Entries taken from a collection
◆ ◆ ◆
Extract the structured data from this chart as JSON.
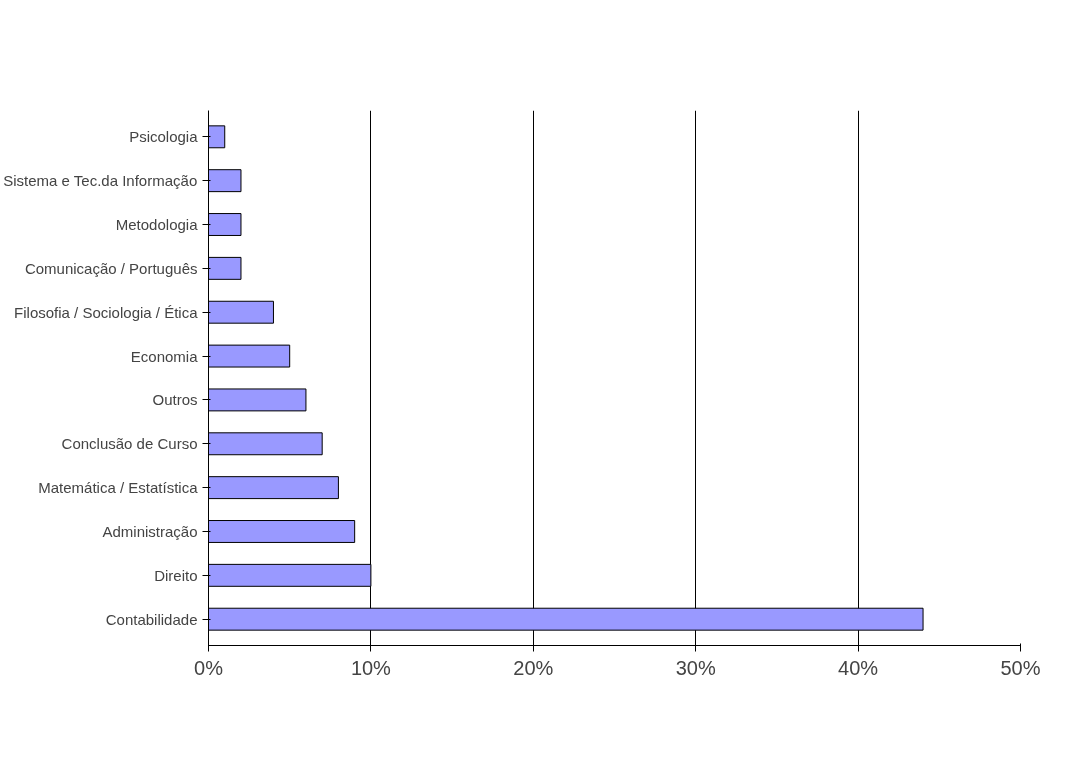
{
  "chart_data": {
    "type": "bar",
    "orientation": "horizontal",
    "categories": [
      "Psicologia",
      "Sistema e Tec.da Informação",
      "Metodologia",
      "Comunicação / Português",
      "Filosofia / Sociologia / Ética",
      "Economia",
      "Outros",
      "Conclusão de Curso",
      "Matemática / Estatística",
      "Administração",
      "Direito",
      "Contabilidade"
    ],
    "values": [
      1,
      2,
      2,
      2,
      4,
      5,
      6,
      7,
      8,
      9,
      10,
      44
    ],
    "color": "#9999ff",
    "xlim": [
      0,
      50
    ],
    "xticks": [
      {
        "value": 0,
        "label": "0%"
      },
      {
        "value": 10,
        "label": "10%"
      },
      {
        "value": 20,
        "label": "20%"
      },
      {
        "value": 30,
        "label": "30%"
      },
      {
        "value": 40,
        "label": "40%"
      },
      {
        "value": 50,
        "label": "50%"
      }
    ],
    "grid": "x"
  }
}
◆ ◆ ◆
• **AIM**
Leave the pictures out and print the records above exactly as they stand.

• **REPLY**
Extract the structured data from this chart as JSON.
{
  "chart_data": {
    "type": "bar",
    "orientation": "horizontal",
    "categories": [
      "Psicologia",
      "Sistema e Tec.da Informação",
      "Metodologia",
      "Comunicação / Português",
      "Filosofia / Sociologia / Ética",
      "Economia",
      "Outros",
      "Conclusão de Curso",
      "Matemática / Estatística",
      "Administração",
      "Direito",
      "Contabilidade"
    ],
    "values": [
      1,
      2,
      2,
      2,
      4,
      5,
      6,
      7,
      8,
      9,
      10,
      44
    ],
    "color": "#9999ff",
    "xlim": [
      0,
      50
    ],
    "xticks": [
      {
        "value": 0,
        "label": "0%"
      },
      {
        "value": 10,
        "label": "10%"
      },
      {
        "value": 20,
        "label": "20%"
      },
      {
        "value": 30,
        "label": "30%"
      },
      {
        "value": 40,
        "label": "40%"
      },
      {
        "value": 50,
        "label": "50%"
      }
    ],
    "grid": "x"
  }
}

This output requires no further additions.